> _Provided records_
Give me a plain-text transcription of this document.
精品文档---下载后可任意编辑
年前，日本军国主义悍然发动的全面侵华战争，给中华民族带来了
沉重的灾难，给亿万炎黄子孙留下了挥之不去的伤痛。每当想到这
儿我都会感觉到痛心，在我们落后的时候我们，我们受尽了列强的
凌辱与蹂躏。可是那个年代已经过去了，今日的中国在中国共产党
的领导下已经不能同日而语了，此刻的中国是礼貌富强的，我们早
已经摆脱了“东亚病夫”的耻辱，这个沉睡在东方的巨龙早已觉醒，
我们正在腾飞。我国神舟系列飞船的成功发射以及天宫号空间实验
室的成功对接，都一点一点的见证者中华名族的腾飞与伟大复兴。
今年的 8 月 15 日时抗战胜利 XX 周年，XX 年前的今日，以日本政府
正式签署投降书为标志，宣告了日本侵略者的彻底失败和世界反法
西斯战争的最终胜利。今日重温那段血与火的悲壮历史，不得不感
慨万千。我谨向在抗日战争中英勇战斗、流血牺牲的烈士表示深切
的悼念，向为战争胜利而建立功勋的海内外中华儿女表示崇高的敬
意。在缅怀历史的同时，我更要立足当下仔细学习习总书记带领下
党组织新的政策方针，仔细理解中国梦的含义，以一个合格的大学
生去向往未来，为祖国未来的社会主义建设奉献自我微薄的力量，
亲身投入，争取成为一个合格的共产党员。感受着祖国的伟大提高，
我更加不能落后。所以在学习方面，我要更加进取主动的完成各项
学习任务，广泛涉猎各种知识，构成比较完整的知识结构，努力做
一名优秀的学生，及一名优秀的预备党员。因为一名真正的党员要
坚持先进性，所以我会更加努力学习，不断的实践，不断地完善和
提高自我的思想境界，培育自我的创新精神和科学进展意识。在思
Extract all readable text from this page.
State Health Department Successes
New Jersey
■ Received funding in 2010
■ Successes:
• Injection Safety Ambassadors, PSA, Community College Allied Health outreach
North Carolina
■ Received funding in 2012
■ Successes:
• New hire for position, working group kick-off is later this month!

> _Short exercise_
Quote the whole listing above, leaving nothing out.

> _Exercise response_
Give me a plain-text transcription of this document.
精品文档---下载后可任意编辑
年前，日本军国主义悍然发动的全面侵华战争，给中华民族带来了
沉重的灾难，给亿万炎黄子孙留下了挥之不去的伤痛。每当想到这
儿我都会感觉到痛心，在我们落后的时候我们，我们受尽了列强的
凌辱与蹂躏。可是那个年代已经过去了，今日的中国在中国共产党
的领导下已经不能同日而语了，此刻的中国是礼貌富强的，我们早
已经摆脱了“东亚病夫”的耻辱，这个沉睡在东方的巨龙早已觉醒，
我们正在腾飞。我国神舟系列飞船的成功发射以及天宫号空间实验
室的成功对接，都一点一点的见证者中华名族的腾飞与伟大复兴。
今年的 8 月 15 日时抗战胜利 XX 周年，XX 年前的今日，以日本政府
正式签署投降书为标志，宣告了日本侵略者的彻底失败和世界反法
西斯战争的最终胜利。今日重温那段血与火的悲壮历史，不得不感
慨万千。我谨向在抗日战争中英勇战斗、流血牺牲的烈士表示深切
的悼念，向为战争胜利而建立功勋的海内外中华儿女表示崇高的敬
意。在缅怀历史的同时，我更要立足当下仔细学习习总书记带领下
党组织新的政策方针，仔细理解中国梦的含义，以一个合格的大学
生去向往未来，为祖国未来的社会主义建设奉献自我微薄的力量，
亲身投入，争取成为一个合格的共产党员。感受着祖国的伟大提高，
我更加不能落后。所以在学习方面，我要更加进取主动的完成各项
学习任务，广泛涉猎各种知识，构成比较完整的知识结构，努力做
一名优秀的学生，及一名优秀的预备党员。因为一名真正的党员要
坚持先进性，所以我会更加努力学习，不断的实践，不断地完善和
提高自我的思想境界，培育自我的创新精神和科学进展意识。在思
Extract all readable text from this page.
State Health Department Successes
New Jersey
■ Received funding in 2010
■ Successes:
• Injection Safety Ambassadors, PSA, Community College Allied Health outreach
North Carolina
■ Received funding in 2012
■ Successes:
• New hire for position, working group kick-off is later this month!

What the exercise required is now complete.